**To be done**
Give back every line exactly as it appears, pictures excluded.

(Lines of data)
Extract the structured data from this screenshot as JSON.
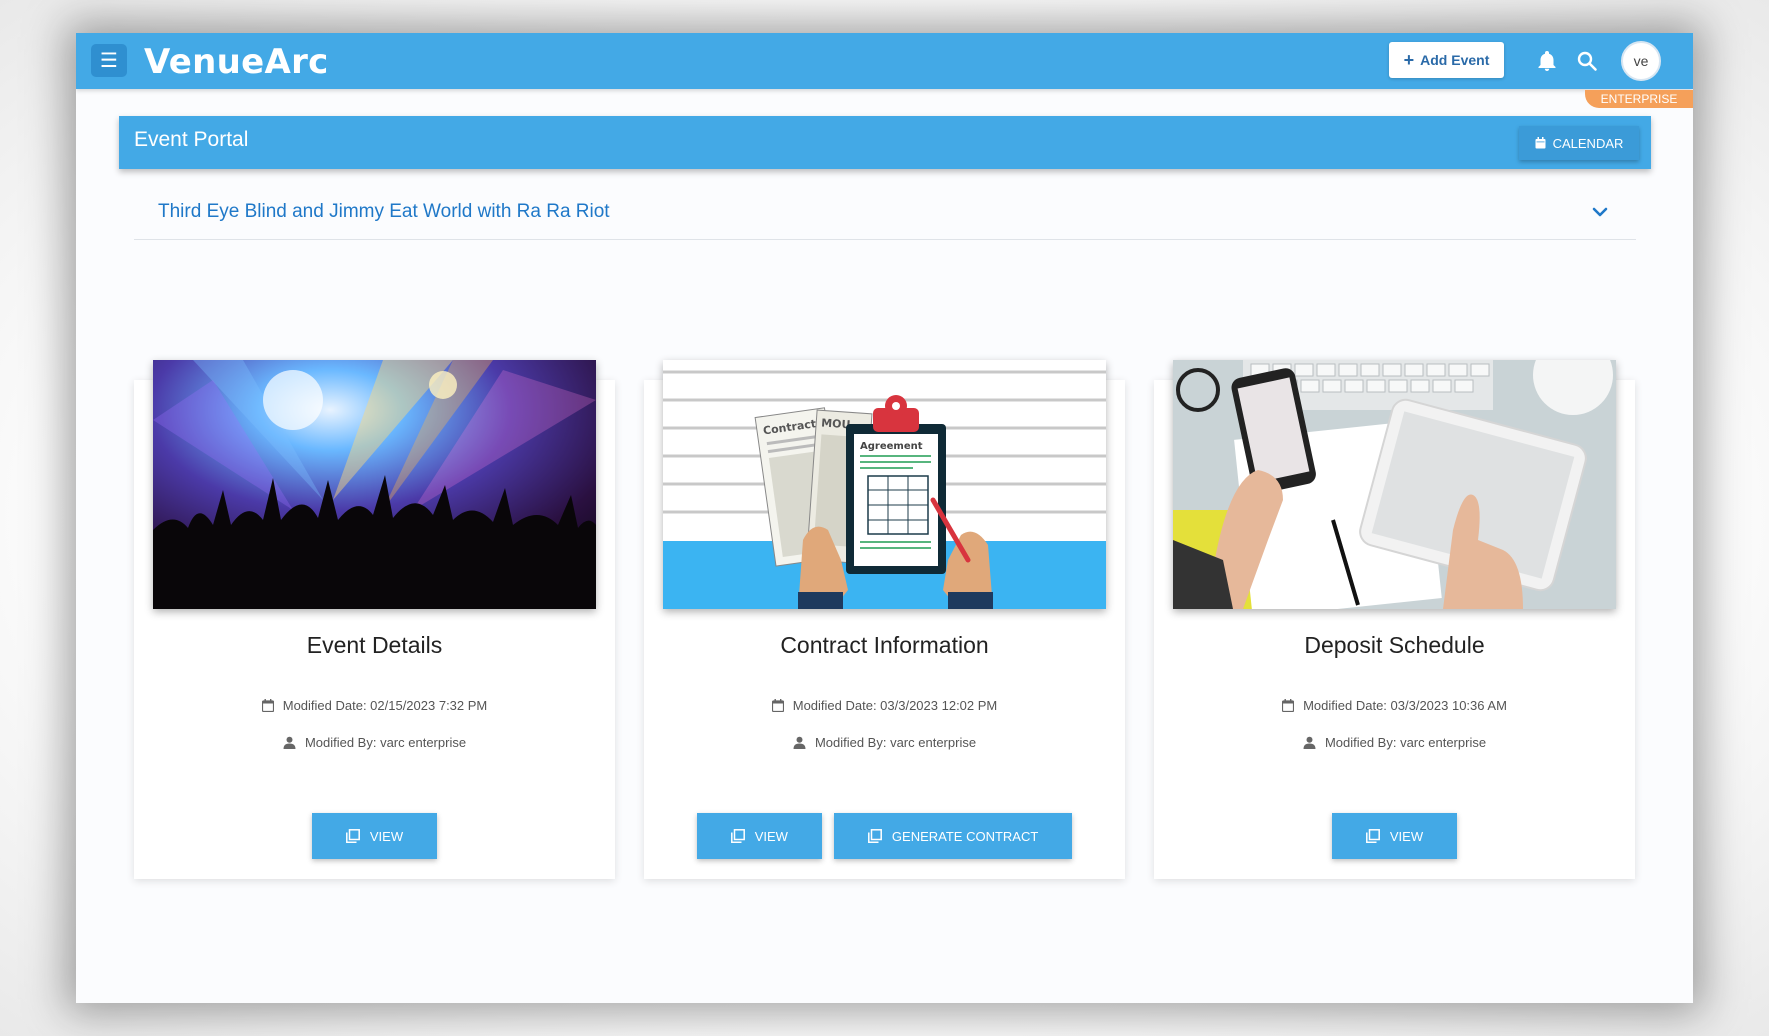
{
  "app": {
    "logo": "VenueArc",
    "add_event_label": "Add Event",
    "avatar_initials": "ve",
    "plan_badge": "ENTERPRISE",
    "accent_color": "#43a9e6"
  },
  "portal": {
    "title": "Event Portal",
    "calendar_label": "CALENDAR",
    "event_name": "Third Eye Blind and Jimmy Eat World with Ra Ra Riot"
  },
  "cards": [
    {
      "title": "Event Details",
      "modified_date": "Modified Date: 02/15/2023 7:32 PM",
      "modified_by": "Modified By: varc enterprise",
      "buttons": [
        "VIEW"
      ]
    },
    {
      "title": "Contract Information",
      "modified_date": "Modified Date: 03/3/2023 12:02 PM",
      "modified_by": "Modified By: varc enterprise",
      "buttons": [
        "VIEW",
        "GENERATE CONTRACT"
      ]
    },
    {
      "title": "Deposit Schedule",
      "modified_date": "Modified Date: 03/3/2023 10:36 AM",
      "modified_by": "Modified By: varc enterprise",
      "buttons": [
        "VIEW"
      ]
    }
  ],
  "illustration_text": {
    "contract": "Contract",
    "mou": "MOU",
    "agreement": "Agreement"
  }
}
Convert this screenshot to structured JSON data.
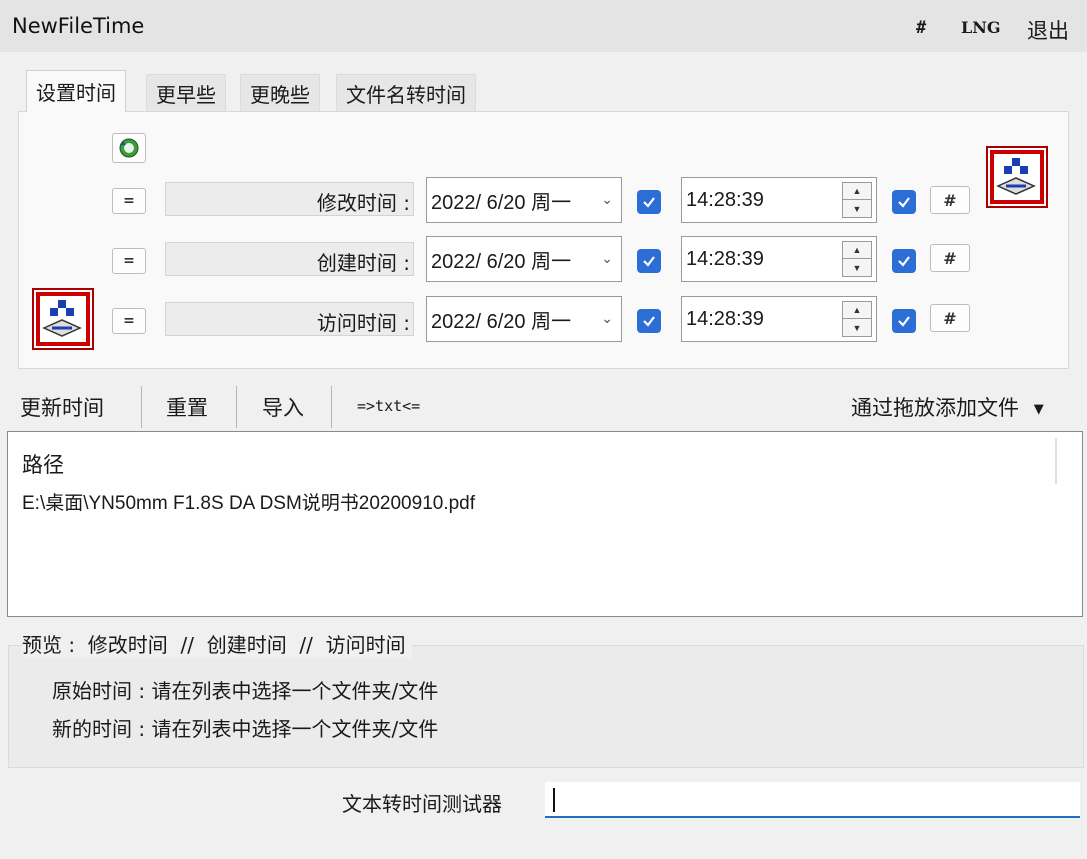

**In response**
Extract the structured data from this screenshot as JSON.
{
  "app": {
    "logo": "VenueArc",
    "add_event_label": "Add Event",
    "avatar_initials": "ve",
    "plan_badge": "ENTERPRISE",
    "accent_color": "#43a9e6"
  },
  "portal": {
    "title": "Event Portal",
    "calendar_label": "CALENDAR",
    "event_name": "Third Eye Blind and Jimmy Eat World with Ra Ra Riot"
  },
  "cards": [
    {
      "title": "Event Details",
      "modified_date": "Modified Date: 02/15/2023 7:32 PM",
      "modified_by": "Modified By: varc enterprise",
      "buttons": [
        "VIEW"
      ]
    },
    {
      "title": "Contract Information",
      "modified_date": "Modified Date: 03/3/2023 12:02 PM",
      "modified_by": "Modified By: varc enterprise",
      "buttons": [
        "VIEW",
        "GENERATE CONTRACT"
      ]
    },
    {
      "title": "Deposit Schedule",
      "modified_date": "Modified Date: 03/3/2023 10:36 AM",
      "modified_by": "Modified By: varc enterprise",
      "buttons": [
        "VIEW"
      ]
    }
  ],
  "illustration_text": {
    "contract": "Contract",
    "mou": "MOU",
    "agreement": "Agreement"
  }
}
Convert this screenshot to structured JSON data.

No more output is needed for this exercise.